**Exercise aim**. Every entry must be given again exactly.

**Input records**.

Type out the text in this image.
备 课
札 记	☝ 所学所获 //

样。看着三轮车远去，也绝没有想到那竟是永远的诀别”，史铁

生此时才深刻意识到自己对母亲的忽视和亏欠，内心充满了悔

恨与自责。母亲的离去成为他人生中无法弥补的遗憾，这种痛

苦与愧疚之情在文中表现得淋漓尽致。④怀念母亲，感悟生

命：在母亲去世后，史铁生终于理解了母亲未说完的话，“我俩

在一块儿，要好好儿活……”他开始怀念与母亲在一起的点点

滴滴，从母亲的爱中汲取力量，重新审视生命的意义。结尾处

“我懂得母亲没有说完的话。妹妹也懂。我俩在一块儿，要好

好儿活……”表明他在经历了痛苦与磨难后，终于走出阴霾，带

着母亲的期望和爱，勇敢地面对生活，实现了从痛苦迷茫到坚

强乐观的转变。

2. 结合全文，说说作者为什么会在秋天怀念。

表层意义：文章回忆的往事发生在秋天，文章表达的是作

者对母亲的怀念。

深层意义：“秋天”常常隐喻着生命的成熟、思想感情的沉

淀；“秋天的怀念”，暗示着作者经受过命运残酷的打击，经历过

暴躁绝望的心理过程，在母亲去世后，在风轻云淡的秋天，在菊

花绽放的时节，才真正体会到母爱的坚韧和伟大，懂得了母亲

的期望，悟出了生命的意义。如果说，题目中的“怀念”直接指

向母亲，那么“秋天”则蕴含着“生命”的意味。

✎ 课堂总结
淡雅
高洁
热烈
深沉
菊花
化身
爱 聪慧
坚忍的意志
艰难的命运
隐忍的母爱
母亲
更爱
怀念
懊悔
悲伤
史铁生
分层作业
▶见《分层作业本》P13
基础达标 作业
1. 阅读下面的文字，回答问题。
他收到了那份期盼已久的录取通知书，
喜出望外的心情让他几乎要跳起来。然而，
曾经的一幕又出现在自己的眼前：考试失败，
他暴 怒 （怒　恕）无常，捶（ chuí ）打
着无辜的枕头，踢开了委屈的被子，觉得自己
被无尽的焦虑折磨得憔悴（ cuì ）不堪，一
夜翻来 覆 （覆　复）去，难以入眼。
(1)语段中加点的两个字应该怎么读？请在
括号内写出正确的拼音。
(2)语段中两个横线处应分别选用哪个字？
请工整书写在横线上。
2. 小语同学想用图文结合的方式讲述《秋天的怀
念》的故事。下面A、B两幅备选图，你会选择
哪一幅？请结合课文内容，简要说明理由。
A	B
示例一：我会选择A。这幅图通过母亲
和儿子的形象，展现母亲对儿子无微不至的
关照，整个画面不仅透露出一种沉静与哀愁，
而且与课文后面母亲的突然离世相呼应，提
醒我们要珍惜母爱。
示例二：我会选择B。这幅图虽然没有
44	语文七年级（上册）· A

**Final result**.
Type out the text in this image.
备 课
札 记	☝ 所学所获 //

样。看着三轮车远去，也绝没有想到那竟是永远的诀别”，史铁

生此时才深刻意识到自己对母亲的忽视和亏欠，内心充满了悔

恨与自责。母亲的离去成为他人生中无法弥补的遗憾，这种痛

苦与愧疚之情在文中表现得淋漓尽致。④怀念母亲，感悟生

命：在母亲去世后，史铁生终于理解了母亲未说完的话，“我俩

在一块儿，要好好儿活……”他开始怀念与母亲在一起的点点

滴滴，从母亲的爱中汲取力量，重新审视生命的意义。结尾处

“我懂得母亲没有说完的话。妹妹也懂。我俩在一块儿，要好

好儿活……”表明他在经历了痛苦与磨难后，终于走出阴霾，带

着母亲的期望和爱，勇敢地面对生活，实现了从痛苦迷茫到坚

强乐观的转变。

2. 结合全文，说说作者为什么会在秋天怀念。

表层意义：文章回忆的往事发生在秋天，文章表达的是作

者对母亲的怀念。

深层意义：“秋天”常常隐喻着生命的成熟、思想感情的沉

淀；“秋天的怀念”，暗示着作者经受过命运残酷的打击，经历过

暴躁绝望的心理过程，在母亲去世后，在风轻云淡的秋天，在菊

花绽放的时节，才真正体会到母爱的坚韧和伟大，懂得了母亲

的期望，悟出了生命的意义。如果说，题目中的“怀念”直接指

向母亲，那么“秋天”则蕴含着“生命”的意味。

✎ 课堂总结
淡雅
高洁
热烈
深沉
菊花
化身
爱 聪慧
坚忍的意志
艰难的命运
隐忍的母爱
母亲
更爱
怀念
懊悔
悲伤
史铁生
分层作业
▶见《分层作业本》P13
基础达标 作业
1. 阅读下面的文字，回答问题。
他收到了那份期盼已久的录取通知书，
喜出望外的心情让他几乎要跳起来。然而，
曾经的一幕又出现在自己的眼前：考试失败，
他暴 怒 （怒　恕）无常，捶（ chuí ）打
着无辜的枕头，踢开了委屈的被子，觉得自己
被无尽的焦虑折磨得憔悴（ cuì ）不堪，一
夜翻来 覆 （覆　复）去，难以入眼。
(1)语段中加点的两个字应该怎么读？请在
括号内写出正确的拼音。
(2)语段中两个横线处应分别选用哪个字？
请工整书写在横线上。
2. 小语同学想用图文结合的方式讲述《秋天的怀
念》的故事。下面A、B两幅备选图，你会选择
哪一幅？请结合课文内容，简要说明理由。
A	B
示例一：我会选择A。这幅图通过母亲
和儿子的形象，展现母亲对儿子无微不至的
关照，整个画面不仅透露出一种沉静与哀愁，
而且与课文后面母亲的突然离世相呼应，提
醒我们要珍惜母爱。
示例二：我会选择B。这幅图虽然没有
44	语文七年级（上册）· A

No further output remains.